▸ Task objective
Reproduce the listing word for word. Skip any image.

------ Supplied data

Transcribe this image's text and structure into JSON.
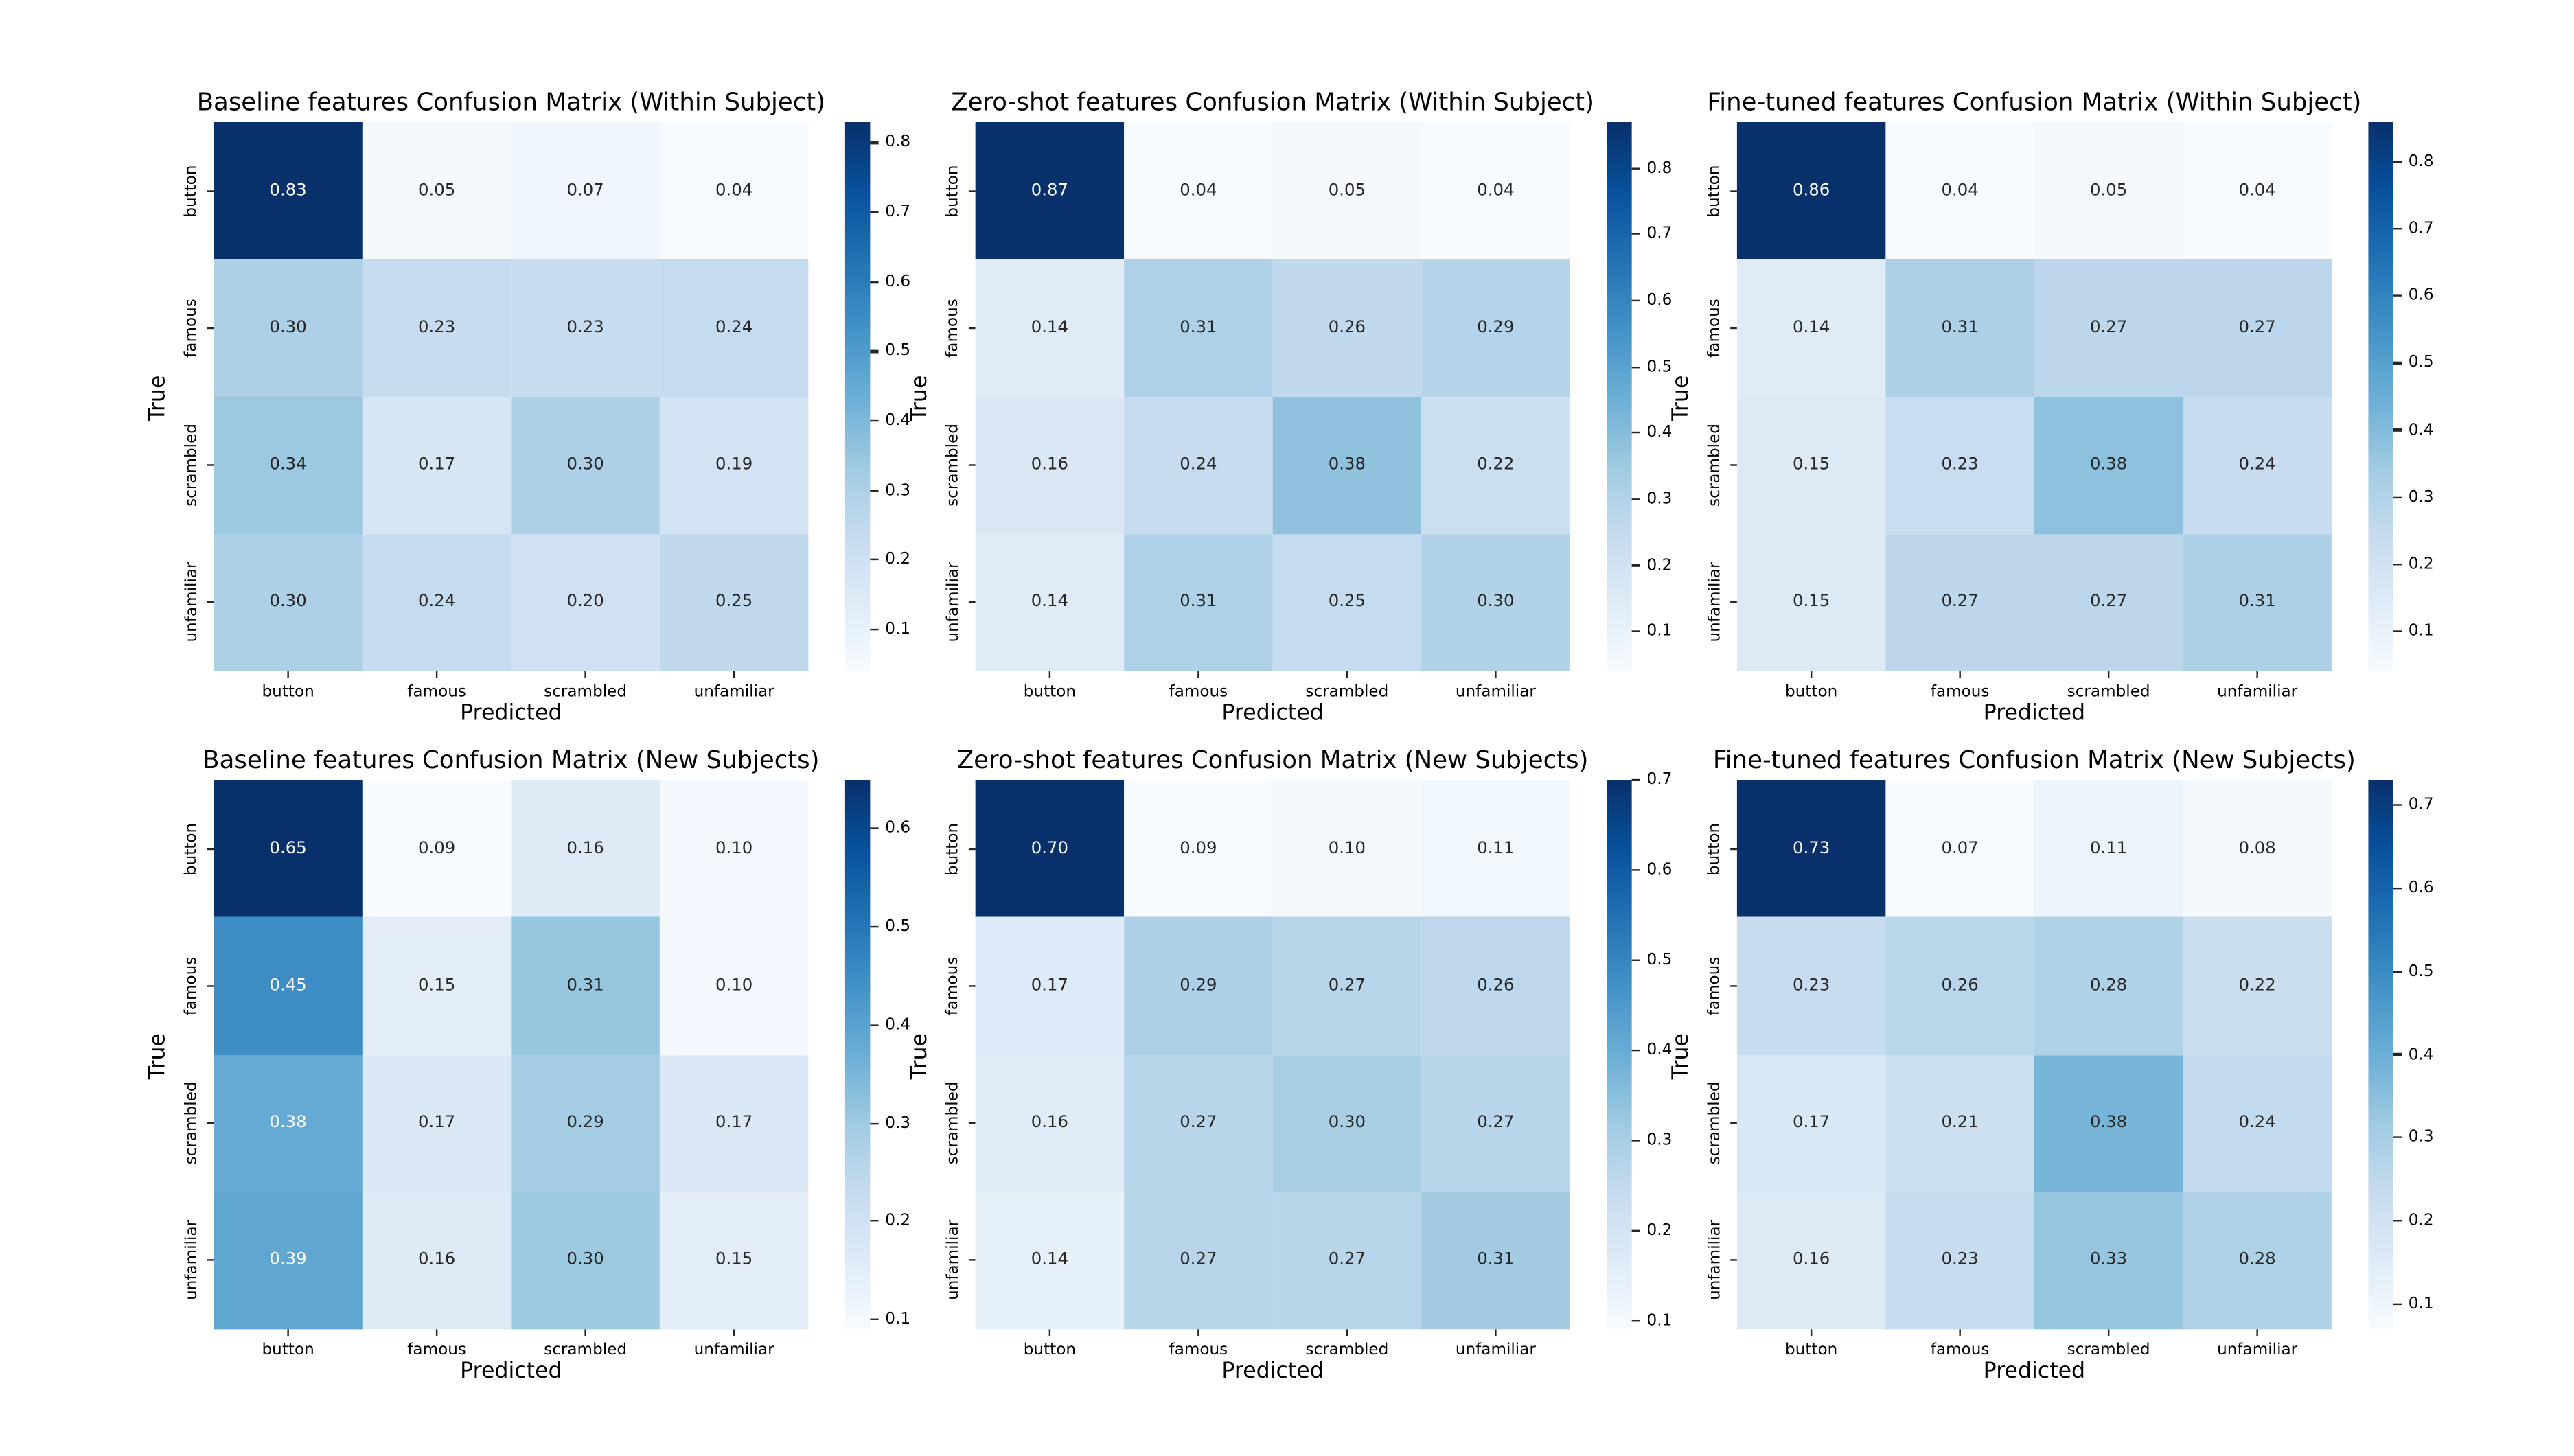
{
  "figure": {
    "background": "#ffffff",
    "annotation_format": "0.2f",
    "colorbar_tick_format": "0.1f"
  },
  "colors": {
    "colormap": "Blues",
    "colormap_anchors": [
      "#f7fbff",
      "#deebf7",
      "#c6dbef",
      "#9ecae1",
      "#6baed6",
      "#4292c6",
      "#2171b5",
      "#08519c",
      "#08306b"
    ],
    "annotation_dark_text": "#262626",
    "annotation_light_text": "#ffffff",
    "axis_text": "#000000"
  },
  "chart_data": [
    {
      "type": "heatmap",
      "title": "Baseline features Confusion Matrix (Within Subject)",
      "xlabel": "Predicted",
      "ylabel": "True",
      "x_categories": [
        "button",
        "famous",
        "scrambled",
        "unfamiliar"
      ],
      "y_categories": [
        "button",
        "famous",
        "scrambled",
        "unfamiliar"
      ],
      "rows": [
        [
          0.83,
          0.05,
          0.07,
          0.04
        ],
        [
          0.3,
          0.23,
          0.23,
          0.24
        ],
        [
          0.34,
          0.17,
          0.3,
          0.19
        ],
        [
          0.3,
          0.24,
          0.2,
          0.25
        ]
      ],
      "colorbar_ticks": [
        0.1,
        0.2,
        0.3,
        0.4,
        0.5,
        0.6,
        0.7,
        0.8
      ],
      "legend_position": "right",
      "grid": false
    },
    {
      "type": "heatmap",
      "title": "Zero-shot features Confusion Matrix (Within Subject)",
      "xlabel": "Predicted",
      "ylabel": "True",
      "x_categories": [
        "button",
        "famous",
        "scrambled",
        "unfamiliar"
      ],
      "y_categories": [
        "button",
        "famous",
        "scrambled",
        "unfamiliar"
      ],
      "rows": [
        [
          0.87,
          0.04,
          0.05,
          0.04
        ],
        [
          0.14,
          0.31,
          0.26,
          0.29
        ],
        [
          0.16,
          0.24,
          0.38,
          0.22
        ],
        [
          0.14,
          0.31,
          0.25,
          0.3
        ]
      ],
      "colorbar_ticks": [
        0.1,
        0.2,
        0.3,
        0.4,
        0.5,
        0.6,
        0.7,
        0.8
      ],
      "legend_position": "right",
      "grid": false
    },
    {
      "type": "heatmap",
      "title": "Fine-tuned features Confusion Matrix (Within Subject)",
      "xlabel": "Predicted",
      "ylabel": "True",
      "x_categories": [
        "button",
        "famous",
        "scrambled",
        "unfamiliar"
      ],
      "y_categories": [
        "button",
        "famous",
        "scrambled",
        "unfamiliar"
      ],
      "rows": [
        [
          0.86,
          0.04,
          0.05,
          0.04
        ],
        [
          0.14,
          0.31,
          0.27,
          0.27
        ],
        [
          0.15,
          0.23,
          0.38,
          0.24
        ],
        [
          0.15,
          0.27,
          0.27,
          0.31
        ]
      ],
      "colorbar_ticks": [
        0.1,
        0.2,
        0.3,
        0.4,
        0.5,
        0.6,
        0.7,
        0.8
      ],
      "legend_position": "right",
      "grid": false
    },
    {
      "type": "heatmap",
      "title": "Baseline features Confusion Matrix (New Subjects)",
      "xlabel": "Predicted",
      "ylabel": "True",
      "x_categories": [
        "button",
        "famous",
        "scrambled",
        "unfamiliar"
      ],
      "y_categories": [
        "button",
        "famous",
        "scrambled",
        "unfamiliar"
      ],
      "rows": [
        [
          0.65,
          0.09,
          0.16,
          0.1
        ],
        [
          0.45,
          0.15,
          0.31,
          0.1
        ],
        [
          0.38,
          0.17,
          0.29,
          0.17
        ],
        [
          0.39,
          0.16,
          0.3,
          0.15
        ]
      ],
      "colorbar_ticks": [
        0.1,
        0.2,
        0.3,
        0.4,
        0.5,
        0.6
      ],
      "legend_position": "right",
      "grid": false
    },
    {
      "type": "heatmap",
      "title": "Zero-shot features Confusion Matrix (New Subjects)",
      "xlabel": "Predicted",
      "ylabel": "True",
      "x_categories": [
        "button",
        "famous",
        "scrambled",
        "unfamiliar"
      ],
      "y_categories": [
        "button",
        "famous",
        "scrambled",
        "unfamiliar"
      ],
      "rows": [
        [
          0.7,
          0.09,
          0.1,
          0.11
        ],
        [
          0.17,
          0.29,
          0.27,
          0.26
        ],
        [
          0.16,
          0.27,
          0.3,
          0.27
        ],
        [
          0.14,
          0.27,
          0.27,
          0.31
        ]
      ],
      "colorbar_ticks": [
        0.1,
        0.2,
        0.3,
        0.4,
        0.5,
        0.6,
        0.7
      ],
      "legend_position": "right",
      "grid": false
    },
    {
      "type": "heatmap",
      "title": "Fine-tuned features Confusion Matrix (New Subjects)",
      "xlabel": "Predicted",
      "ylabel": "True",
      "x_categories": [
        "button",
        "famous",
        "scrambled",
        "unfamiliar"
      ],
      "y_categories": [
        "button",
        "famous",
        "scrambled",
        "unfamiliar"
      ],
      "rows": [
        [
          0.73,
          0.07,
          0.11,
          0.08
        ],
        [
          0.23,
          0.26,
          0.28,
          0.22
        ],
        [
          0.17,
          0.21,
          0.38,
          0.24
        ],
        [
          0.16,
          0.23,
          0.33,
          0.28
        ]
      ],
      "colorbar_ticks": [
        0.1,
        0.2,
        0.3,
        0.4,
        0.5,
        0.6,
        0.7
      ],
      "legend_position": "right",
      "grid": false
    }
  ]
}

------------

▸ Solution to this exercise
Transcribe this image's text and structure into JSON.
{
  "figure": {
    "background": "#ffffff",
    "annotation_format": "0.2f",
    "colorbar_tick_format": "0.1f"
  },
  "colors": {
    "colormap": "Blues",
    "colormap_anchors": [
      "#f7fbff",
      "#deebf7",
      "#c6dbef",
      "#9ecae1",
      "#6baed6",
      "#4292c6",
      "#2171b5",
      "#08519c",
      "#08306b"
    ],
    "annotation_dark_text": "#262626",
    "annotation_light_text": "#ffffff",
    "axis_text": "#000000"
  },
  "chart_data": [
    {
      "type": "heatmap",
      "title": "Baseline features Confusion Matrix (Within Subject)",
      "xlabel": "Predicted",
      "ylabel": "True",
      "x_categories": [
        "button",
        "famous",
        "scrambled",
        "unfamiliar"
      ],
      "y_categories": [
        "button",
        "famous",
        "scrambled",
        "unfamiliar"
      ],
      "rows": [
        [
          0.83,
          0.05,
          0.07,
          0.04
        ],
        [
          0.3,
          0.23,
          0.23,
          0.24
        ],
        [
          0.34,
          0.17,
          0.3,
          0.19
        ],
        [
          0.3,
          0.24,
          0.2,
          0.25
        ]
      ],
      "colorbar_ticks": [
        0.1,
        0.2,
        0.3,
        0.4,
        0.5,
        0.6,
        0.7,
        0.8
      ],
      "legend_position": "right",
      "grid": false
    },
    {
      "type": "heatmap",
      "title": "Zero-shot features Confusion Matrix (Within Subject)",
      "xlabel": "Predicted",
      "ylabel": "True",
      "x_categories": [
        "button",
        "famous",
        "scrambled",
        "unfamiliar"
      ],
      "y_categories": [
        "button",
        "famous",
        "scrambled",
        "unfamiliar"
      ],
      "rows": [
        [
          0.87,
          0.04,
          0.05,
          0.04
        ],
        [
          0.14,
          0.31,
          0.26,
          0.29
        ],
        [
          0.16,
          0.24,
          0.38,
          0.22
        ],
        [
          0.14,
          0.31,
          0.25,
          0.3
        ]
      ],
      "colorbar_ticks": [
        0.1,
        0.2,
        0.3,
        0.4,
        0.5,
        0.6,
        0.7,
        0.8
      ],
      "legend_position": "right",
      "grid": false
    },
    {
      "type": "heatmap",
      "title": "Fine-tuned features Confusion Matrix (Within Subject)",
      "xlabel": "Predicted",
      "ylabel": "True",
      "x_categories": [
        "button",
        "famous",
        "scrambled",
        "unfamiliar"
      ],
      "y_categories": [
        "button",
        "famous",
        "scrambled",
        "unfamiliar"
      ],
      "rows": [
        [
          0.86,
          0.04,
          0.05,
          0.04
        ],
        [
          0.14,
          0.31,
          0.27,
          0.27
        ],
        [
          0.15,
          0.23,
          0.38,
          0.24
        ],
        [
          0.15,
          0.27,
          0.27,
          0.31
        ]
      ],
      "colorbar_ticks": [
        0.1,
        0.2,
        0.3,
        0.4,
        0.5,
        0.6,
        0.7,
        0.8
      ],
      "legend_position": "right",
      "grid": false
    },
    {
      "type": "heatmap",
      "title": "Baseline features Confusion Matrix (New Subjects)",
      "xlabel": "Predicted",
      "ylabel": "True",
      "x_categories": [
        "button",
        "famous",
        "scrambled",
        "unfamiliar"
      ],
      "y_categories": [
        "button",
        "famous",
        "scrambled",
        "unfamiliar"
      ],
      "rows": [
        [
          0.65,
          0.09,
          0.16,
          0.1
        ],
        [
          0.45,
          0.15,
          0.31,
          0.1
        ],
        [
          0.38,
          0.17,
          0.29,
          0.17
        ],
        [
          0.39,
          0.16,
          0.3,
          0.15
        ]
      ],
      "colorbar_ticks": [
        0.1,
        0.2,
        0.3,
        0.4,
        0.5,
        0.6
      ],
      "legend_position": "right",
      "grid": false
    },
    {
      "type": "heatmap",
      "title": "Zero-shot features Confusion Matrix (New Subjects)",
      "xlabel": "Predicted",
      "ylabel": "True",
      "x_categories": [
        "button",
        "famous",
        "scrambled",
        "unfamiliar"
      ],
      "y_categories": [
        "button",
        "famous",
        "scrambled",
        "unfamiliar"
      ],
      "rows": [
        [
          0.7,
          0.09,
          0.1,
          0.11
        ],
        [
          0.17,
          0.29,
          0.27,
          0.26
        ],
        [
          0.16,
          0.27,
          0.3,
          0.27
        ],
        [
          0.14,
          0.27,
          0.27,
          0.31
        ]
      ],
      "colorbar_ticks": [
        0.1,
        0.2,
        0.3,
        0.4,
        0.5,
        0.6,
        0.7
      ],
      "legend_position": "right",
      "grid": false
    },
    {
      "type": "heatmap",
      "title": "Fine-tuned features Confusion Matrix (New Subjects)",
      "xlabel": "Predicted",
      "ylabel": "True",
      "x_categories": [
        "button",
        "famous",
        "scrambled",
        "unfamiliar"
      ],
      "y_categories": [
        "button",
        "famous",
        "scrambled",
        "unfamiliar"
      ],
      "rows": [
        [
          0.73,
          0.07,
          0.11,
          0.08
        ],
        [
          0.23,
          0.26,
          0.28,
          0.22
        ],
        [
          0.17,
          0.21,
          0.38,
          0.24
        ],
        [
          0.16,
          0.23,
          0.33,
          0.28
        ]
      ],
      "colorbar_ticks": [
        0.1,
        0.2,
        0.3,
        0.4,
        0.5,
        0.6,
        0.7
      ],
      "legend_position": "right",
      "grid": false
    }
  ]
}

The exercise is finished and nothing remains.